#### [Written problem]
Write out every line of the material exactly as it appears.

(Raw records)
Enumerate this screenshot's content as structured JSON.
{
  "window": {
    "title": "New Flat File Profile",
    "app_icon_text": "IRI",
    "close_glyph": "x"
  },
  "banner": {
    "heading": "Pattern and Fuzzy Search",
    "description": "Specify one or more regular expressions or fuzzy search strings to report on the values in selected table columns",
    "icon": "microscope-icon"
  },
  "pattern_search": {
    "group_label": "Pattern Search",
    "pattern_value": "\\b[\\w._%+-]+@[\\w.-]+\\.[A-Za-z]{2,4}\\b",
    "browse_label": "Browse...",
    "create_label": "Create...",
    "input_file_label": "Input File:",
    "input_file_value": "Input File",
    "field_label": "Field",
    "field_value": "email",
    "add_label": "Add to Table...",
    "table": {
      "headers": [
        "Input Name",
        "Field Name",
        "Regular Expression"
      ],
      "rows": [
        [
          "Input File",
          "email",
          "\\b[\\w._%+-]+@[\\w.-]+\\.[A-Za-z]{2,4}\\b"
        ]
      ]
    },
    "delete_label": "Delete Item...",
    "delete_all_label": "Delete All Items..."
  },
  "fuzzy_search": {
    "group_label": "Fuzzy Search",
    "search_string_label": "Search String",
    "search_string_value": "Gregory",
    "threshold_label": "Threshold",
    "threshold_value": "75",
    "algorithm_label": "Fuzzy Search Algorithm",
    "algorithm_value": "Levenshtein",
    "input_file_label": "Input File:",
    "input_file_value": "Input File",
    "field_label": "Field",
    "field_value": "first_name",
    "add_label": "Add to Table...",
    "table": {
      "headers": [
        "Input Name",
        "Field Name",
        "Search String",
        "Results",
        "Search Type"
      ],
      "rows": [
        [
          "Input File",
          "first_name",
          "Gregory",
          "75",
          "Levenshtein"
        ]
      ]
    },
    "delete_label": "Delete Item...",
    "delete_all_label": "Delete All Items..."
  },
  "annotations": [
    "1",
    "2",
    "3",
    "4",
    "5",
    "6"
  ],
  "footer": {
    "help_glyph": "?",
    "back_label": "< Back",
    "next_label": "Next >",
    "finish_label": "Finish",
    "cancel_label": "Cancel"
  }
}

#### [The completed task]
Enumerate this screenshot's content as structured JSON.
{
  "window": {
    "title": "New Flat File Profile",
    "app_icon_text": "IRI",
    "close_glyph": "x"
  },
  "banner": {
    "heading": "Pattern and Fuzzy Search",
    "description": "Specify one or more regular expressions or fuzzy search strings to report on the values in selected table columns",
    "icon": "microscope-icon"
  },
  "pattern_search": {
    "group_label": "Pattern Search",
    "pattern_value": "\\b[\\w._%+-]+@[\\w.-]+\\.[A-Za-z]{2,4}\\b",
    "browse_label": "Browse...",
    "create_label": "Create...",
    "input_file_label": "Input File:",
    "input_file_value": "Input File",
    "field_label": "Field",
    "field_value": "email",
    "add_label": "Add to Table...",
    "table": {
      "headers": [
        "Input Name",
        "Field Name",
        "Regular Expression"
      ],
      "rows": [
        [
          "Input File",
          "email",
          "\\b[\\w._%+-]+@[\\w.-]+\\.[A-Za-z]{2,4}\\b"
        ]
      ]
    },
    "delete_label": "Delete Item...",
    "delete_all_label": "Delete All Items..."
  },
  "fuzzy_search": {
    "group_label": "Fuzzy Search",
    "search_string_label": "Search String",
    "search_string_value": "Gregory",
    "threshold_label": "Threshold",
    "threshold_value": "75",
    "algorithm_label": "Fuzzy Search Algorithm",
    "algorithm_value": "Levenshtein",
    "input_file_label": "Input File:",
    "input_file_value": "Input File",
    "field_label": "Field",
    "field_value": "first_name",
    "add_label": "Add to Table...",
    "table": {
      "headers": [
        "Input Name",
        "Field Name",
        "Search String",
        "Results",
        "Search Type"
      ],
      "rows": [
        [
          "Input File",
          "first_name",
          "Gregory",
          "75",
          "Levenshtein"
        ]
      ]
    },
    "delete_label": "Delete Item...",
    "delete_all_label": "Delete All Items..."
  },
  "annotations": [
    "1",
    "2",
    "3",
    "4",
    "5",
    "6"
  ],
  "footer": {
    "help_glyph": "?",
    "back_label": "< Back",
    "next_label": "Next >",
    "finish_label": "Finish",
    "cancel_label": "Cancel"
  }
}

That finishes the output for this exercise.